START Supplied material
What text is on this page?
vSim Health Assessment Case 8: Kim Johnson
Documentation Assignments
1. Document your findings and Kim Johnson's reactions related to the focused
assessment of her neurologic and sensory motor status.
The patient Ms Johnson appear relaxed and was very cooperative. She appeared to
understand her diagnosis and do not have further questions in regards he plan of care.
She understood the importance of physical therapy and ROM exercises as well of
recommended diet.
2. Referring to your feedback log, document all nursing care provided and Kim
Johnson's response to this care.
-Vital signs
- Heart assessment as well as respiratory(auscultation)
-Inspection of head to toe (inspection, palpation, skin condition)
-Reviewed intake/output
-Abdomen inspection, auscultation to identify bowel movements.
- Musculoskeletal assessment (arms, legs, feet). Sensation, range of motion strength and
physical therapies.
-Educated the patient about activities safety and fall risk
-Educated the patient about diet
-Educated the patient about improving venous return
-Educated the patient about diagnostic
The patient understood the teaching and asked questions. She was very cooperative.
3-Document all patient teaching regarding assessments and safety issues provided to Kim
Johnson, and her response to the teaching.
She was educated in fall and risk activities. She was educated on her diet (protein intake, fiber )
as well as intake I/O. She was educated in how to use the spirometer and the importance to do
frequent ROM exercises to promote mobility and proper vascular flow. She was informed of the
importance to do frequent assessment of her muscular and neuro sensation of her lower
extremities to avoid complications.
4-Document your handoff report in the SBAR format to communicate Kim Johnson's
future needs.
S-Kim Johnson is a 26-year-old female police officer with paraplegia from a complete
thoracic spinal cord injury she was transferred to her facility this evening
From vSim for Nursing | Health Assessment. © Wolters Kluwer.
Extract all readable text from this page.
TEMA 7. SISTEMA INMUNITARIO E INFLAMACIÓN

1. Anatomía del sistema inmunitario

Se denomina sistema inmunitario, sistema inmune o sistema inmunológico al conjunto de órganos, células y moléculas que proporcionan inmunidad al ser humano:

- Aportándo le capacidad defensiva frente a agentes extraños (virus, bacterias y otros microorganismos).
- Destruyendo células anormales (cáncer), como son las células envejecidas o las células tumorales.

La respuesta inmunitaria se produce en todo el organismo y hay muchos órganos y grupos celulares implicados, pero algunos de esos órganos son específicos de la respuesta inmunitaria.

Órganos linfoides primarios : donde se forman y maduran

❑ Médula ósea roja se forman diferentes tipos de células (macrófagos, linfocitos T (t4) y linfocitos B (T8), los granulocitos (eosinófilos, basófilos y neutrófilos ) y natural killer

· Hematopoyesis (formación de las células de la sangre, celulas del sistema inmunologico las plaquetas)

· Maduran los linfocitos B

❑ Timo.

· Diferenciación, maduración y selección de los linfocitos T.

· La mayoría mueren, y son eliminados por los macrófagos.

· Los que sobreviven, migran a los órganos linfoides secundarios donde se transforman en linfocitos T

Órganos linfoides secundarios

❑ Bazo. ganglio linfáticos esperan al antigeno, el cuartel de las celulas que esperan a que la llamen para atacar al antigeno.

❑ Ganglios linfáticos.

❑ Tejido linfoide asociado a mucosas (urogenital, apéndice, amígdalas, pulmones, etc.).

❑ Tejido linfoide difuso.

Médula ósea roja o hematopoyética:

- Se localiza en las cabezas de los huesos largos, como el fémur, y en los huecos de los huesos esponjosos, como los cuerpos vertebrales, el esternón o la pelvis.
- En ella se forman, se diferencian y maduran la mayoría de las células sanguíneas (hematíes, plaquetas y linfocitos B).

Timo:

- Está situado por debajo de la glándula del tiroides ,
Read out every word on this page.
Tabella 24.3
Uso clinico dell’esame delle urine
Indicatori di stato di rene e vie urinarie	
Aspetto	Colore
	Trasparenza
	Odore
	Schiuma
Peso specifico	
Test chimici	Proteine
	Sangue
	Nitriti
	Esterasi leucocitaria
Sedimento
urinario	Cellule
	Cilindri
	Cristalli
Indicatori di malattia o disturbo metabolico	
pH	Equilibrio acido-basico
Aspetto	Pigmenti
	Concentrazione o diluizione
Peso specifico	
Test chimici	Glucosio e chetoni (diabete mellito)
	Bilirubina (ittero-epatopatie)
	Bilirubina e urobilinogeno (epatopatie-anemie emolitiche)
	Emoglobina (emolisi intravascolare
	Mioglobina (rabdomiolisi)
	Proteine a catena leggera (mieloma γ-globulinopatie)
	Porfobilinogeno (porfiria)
END Supplied material
-- Task statement --
Scan the entries for lines holding the string "Health", then copy every one of them.

-- Written response --
vSim Health Assessment Case 8: Kim Johnson
From vSim for Nursing | Health Assessment. © Wolters Kluwer.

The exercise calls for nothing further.